Dataset records:
::::
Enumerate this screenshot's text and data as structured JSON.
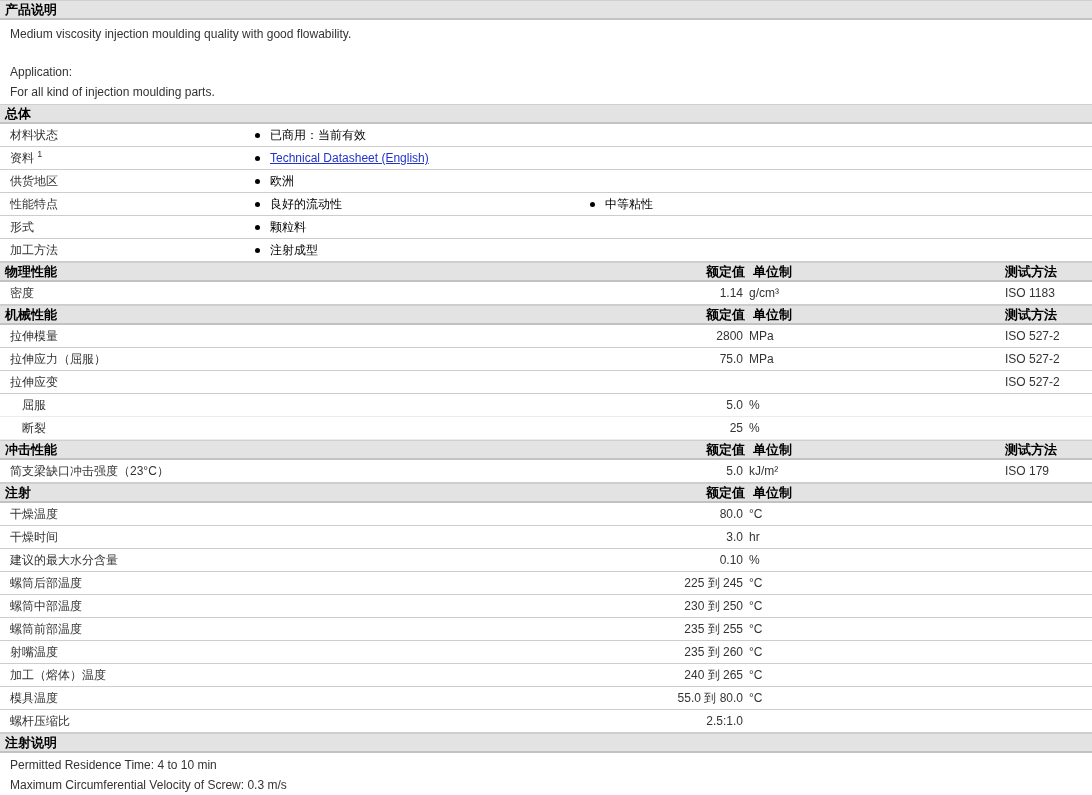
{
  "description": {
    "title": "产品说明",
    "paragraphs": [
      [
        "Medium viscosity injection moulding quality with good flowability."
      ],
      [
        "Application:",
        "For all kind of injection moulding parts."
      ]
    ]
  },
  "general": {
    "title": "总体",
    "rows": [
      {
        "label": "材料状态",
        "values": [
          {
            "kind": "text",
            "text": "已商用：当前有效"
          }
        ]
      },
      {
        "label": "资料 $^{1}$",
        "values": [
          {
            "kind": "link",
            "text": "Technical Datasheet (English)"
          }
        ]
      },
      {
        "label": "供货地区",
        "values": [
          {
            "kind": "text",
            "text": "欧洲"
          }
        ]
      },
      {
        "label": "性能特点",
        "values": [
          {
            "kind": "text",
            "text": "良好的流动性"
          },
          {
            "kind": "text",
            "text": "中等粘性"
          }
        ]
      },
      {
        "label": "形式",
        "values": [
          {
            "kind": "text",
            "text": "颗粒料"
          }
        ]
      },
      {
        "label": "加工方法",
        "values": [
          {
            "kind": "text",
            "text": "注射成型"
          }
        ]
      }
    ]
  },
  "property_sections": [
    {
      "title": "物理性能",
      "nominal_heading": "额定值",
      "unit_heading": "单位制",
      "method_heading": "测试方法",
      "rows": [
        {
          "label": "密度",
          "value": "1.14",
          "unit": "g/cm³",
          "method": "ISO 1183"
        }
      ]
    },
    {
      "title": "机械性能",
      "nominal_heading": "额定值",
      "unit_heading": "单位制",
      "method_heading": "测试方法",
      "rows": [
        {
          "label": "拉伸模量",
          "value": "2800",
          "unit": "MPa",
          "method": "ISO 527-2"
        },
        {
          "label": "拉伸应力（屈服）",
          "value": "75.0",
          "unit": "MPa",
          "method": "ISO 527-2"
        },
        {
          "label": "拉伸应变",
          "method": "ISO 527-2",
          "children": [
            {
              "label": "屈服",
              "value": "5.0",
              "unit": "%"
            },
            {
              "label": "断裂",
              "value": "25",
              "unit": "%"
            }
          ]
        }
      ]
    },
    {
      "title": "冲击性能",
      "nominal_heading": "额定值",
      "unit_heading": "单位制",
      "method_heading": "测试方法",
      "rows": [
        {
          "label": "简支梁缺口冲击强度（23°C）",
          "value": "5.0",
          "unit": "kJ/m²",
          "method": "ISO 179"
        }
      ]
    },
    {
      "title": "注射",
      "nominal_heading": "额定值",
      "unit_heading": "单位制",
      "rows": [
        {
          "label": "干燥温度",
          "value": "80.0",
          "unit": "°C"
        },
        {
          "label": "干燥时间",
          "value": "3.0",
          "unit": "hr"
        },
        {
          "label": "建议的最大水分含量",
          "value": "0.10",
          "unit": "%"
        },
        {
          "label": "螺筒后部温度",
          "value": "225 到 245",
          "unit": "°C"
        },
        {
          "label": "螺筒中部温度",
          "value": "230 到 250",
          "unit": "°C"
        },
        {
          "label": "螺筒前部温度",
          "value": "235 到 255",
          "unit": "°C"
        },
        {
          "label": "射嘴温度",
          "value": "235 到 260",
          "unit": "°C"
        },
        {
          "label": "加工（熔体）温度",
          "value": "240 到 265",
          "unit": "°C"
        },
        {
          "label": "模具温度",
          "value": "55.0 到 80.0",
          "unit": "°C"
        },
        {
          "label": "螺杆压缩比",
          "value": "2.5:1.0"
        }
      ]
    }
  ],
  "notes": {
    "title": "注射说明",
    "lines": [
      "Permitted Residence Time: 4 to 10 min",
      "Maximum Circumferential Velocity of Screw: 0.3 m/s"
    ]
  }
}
::::
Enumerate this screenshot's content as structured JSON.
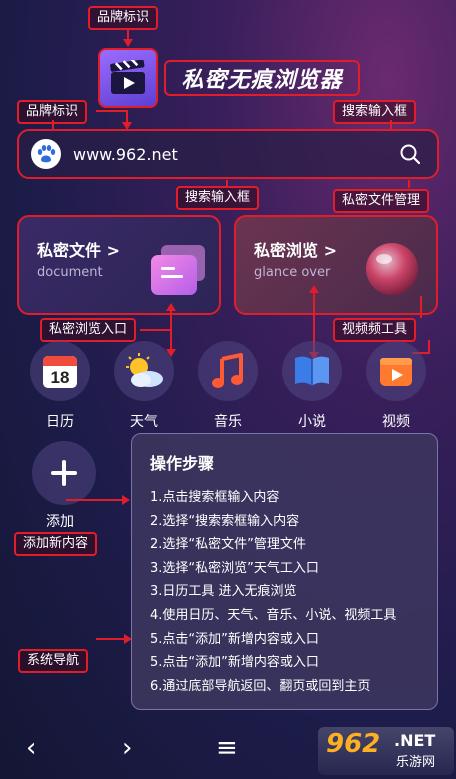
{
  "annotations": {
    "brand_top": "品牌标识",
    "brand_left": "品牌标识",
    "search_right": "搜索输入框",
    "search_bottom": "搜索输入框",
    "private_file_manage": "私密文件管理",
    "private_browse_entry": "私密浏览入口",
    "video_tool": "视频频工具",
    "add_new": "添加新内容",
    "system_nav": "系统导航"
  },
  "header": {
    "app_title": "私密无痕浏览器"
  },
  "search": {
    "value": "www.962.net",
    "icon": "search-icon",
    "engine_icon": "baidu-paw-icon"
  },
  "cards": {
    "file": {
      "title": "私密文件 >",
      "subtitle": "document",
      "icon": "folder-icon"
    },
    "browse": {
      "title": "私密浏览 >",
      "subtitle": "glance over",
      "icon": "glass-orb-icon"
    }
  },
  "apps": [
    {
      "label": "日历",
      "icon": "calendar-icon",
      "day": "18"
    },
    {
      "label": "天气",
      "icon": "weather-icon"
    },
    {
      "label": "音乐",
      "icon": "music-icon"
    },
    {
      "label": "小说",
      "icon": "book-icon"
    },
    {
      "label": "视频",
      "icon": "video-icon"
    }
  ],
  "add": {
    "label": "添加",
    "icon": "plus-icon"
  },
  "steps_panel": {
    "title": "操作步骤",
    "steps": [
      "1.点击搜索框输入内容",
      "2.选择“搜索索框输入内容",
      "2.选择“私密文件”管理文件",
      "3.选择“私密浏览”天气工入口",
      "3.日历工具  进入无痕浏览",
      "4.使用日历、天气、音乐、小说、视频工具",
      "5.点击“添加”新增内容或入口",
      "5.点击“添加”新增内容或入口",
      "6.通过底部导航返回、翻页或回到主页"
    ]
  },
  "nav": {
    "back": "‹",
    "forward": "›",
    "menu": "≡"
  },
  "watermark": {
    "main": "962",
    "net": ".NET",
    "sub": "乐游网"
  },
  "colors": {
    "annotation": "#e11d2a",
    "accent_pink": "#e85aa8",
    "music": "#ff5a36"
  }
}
::::
§ Set exercise
Go through the records and copy each line with "screenshot" in it.

§ Output for this exercise
Enumerate this screenshot's text and data as structured JSON.
Enumerate this screenshot's content as structured JSON.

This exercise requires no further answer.